[[ Records for the task open ]]
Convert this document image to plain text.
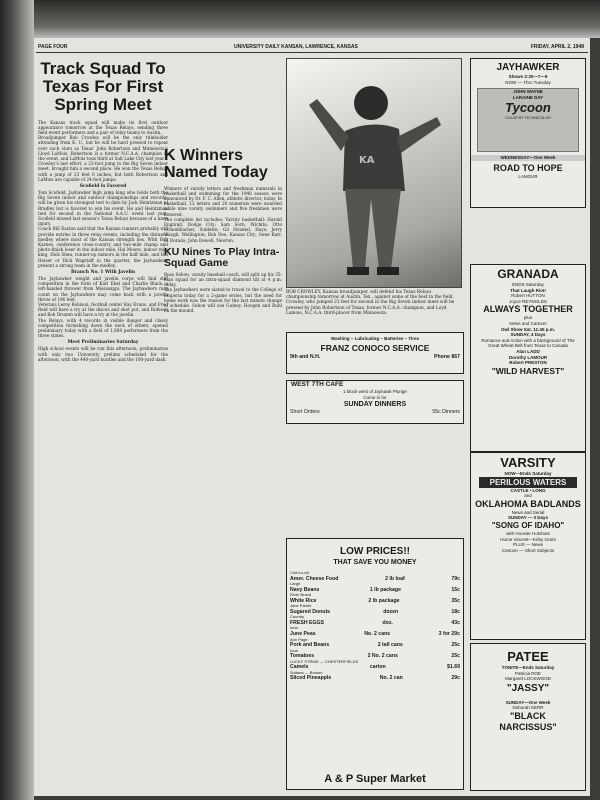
PAGE FOUR	UNIVERSITY DAILY KANSAN, LAWRENCE, KANSAS	FRIDAY, APRIL 2, 1948
Track Squad To Texas For First Spring Meet

The Kansas track squad will make its first outdoor appearance tomorrow at the Texas Relays, sending three field event performers and a pair of relay teams to Austin.

Broadjumper Bob Crowley will be the only titleholder attending from K. U., but he will be hard pressed to repeat over such stars as Texas' John Robertson and Minnesota's Lloyd LaMois. Robertson is a former N.C.A.A. champion in the event, and LaMois took third at Salt Lake City last year.

Crowley's last effort, a 23-foot jump in the Big Seven indoor meet, brought him a second place. He won the Texas Relays with a jump of 23 feet 6 inches, but both Robertson and LaMois are capable of 24-foot jumps.

Scofield Is Favored

Tom Scofield, Jayhawker high jump king who holds both the Big Seven indoor and outdoor championships and records, will be given his strongest test to date by Jack Heintzman of Bradley but is favored to win his event. He and Heintzman tied for second in the National A.A.U. event last year. Scofield missed last season's Texas Relays because of a knee injury.

Coach Bill Easton said that the Kansas runners probably will provide entries in three relay events, including the distance medley where most of the Kansas strength lies. With Bob Karnes, conference cross-country and two-mile champ and photo-finish loser in the indoor mile, Hal Moore, indoor mile king, Dick Sben, runner-up indoors in the half mile, and Bill Heiser or Dick Wagstaff in the quarter, the Jayhawkers present a strong team in the medley.

Branch No. 1 With Javelin

The Jayhawker weight and javelin corps will find stiff competition in the form of Karl Ebel and Charlie Black, a left-handed thrower from Mississippi. The Jayhawkers may count on the Jayhawkers may come back with a javelin throw of 196 feet.

Veterans Leroy Robison, football center Ray Evans, and Fred Reid will have a try at the discus and shot put, and Robison and Bob Drumm will have a try at the javelin.

The Relays, with 4 records in visible danger and classy competition furnishing down the neck of others, opened preliminary today with a field of 1,868 performers from the three states.

Meet Preliminaries Saturday

High school events will be run this afternoon, preliminaries with only two University prelims scheduled for the afternoon, with the 440-yard hurdles and the 100-yard dash.

K Winners Named Today

Winners of varsity letters and freshman numerals in basketball and swimming for the 1948 season were announced by Dr. F. C. Allen, athletic director, today. In basketball, 13 letters and 20 numerals were awarded while nine varsity swimmers and five freshmen were honored.

The complete list includes: Varsity basketball: Harold Englund, Dodge City; Sam Sorn, Wichita; Otto Schnellbacher, Sublette; Gil Stramel, Hays; Jerry Waugh, Wellington; Bob Dee, Kansas City; Gene Barr, El Dorado; John Dewell, Newton.

KU Nines To Play Intra-Squad Game

Russ Sehon, varsity baseball coach, will split up his 35-man squad for an intra-squad diamond tilt at 4 p.m. today.

The Jayhawkers were slated to travel to the College of Emporia today for a 2-game series, but the need for home work was the reason for the last minute change of schedule. Sehon will use Guiney, Hoogen and Ruhl on the mound.

KA

BOB CROWLEY, Kansas broadjumper, will defend his Texas Relays championship tomorrow at Austin, Tex., against some of the best in the field. Crowley, who jumped 23 feet for second in the Big Seven indoor meet will be pressed by John Robertson of Texas, former N.C.A.A. champion, and Loyd Lamois, N.C.A.A. third-placer from Minnesota.

Washing – Lubricating – Batteries – Tires
FRANZ CONOCO SERVICE
9th and N.H.	Phone 867
WEST 7TH CAFE
1 block west of Jayhawk Plunge
Come in for
SUNDAY DINNERS
Short Orders	55c Dinners
LOW PRICES!!
THAT SAVE YOU MONEY
Ched-o-bit
Amer. Cheese Food	2 lb loaf	79c
Large
Navy Beans	1 lb package	15c
River Brand
White Rice	2 lb package	35c
Jane Parker
Sugared Donuts	dozen	18c
Country
FRESH EGGS	doz.	43c
Iona
June Peas	No. 2 cans	3 for 29c
Ann Page
Pork and Beans	2 tall cans	25c
Iona
Tomatoes	2 No. 2 cans	25c
LUCKY STRIKE — CHESTERFIELDS
Camels	carton	$1.69
Sultana — Broken
Sliced Pineapple	No. 2 can	29c
A & P Super Market
JAYHAWKER
Shows 2:30—7—9
NOW — Thru Tuesday
JOHN WAYNE
LARAINE DAY
Tycoon
COLOR BY TECHNICOLOR
WEDNESDAY—One Week
ROAD TO HOPE
LAMOUR
GRANADA
ENDS Saturday
That Laugh Riot!
Robert HUTTON
Joyce REYNOLDS
ALWAYS TOGETHER
plus
News and Cartoon
Owl Show Sat. 11:45 p.m.
SUNDAY, 4 Days
Romance and Action with a background of The Great Wheat Belt from Texas to Canada
Alan LADD
Dorothy LAMOUR
Robert PRESTON
"WILD HARVEST"
VARSITY
NOW—Ends Saturday
PERILOUS WATERS
CASTLE • LONG
and
OKLAHOMA BADLANDS
News and Serial
SUNDAY — 3 Days
"SONG OF IDAHO"
with Hoosier Hotshots
Hume Vincent—Kirby Grant
PLUS — News
Cartoon — Short Subjects
PATEE
TONITE—Ends Saturday
Patricia ROE
Margaret LOCKWOOD
"JASSY"
SUNDAY—One Week
Deborah KERR
"BLACK NARCISSUS"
[[ Records for the task closed ]]
▸ **Action item**: Within the records, how many lines carry the word "Winners"? Reply with the figure alone.

▸ **Response to the exercise**: 2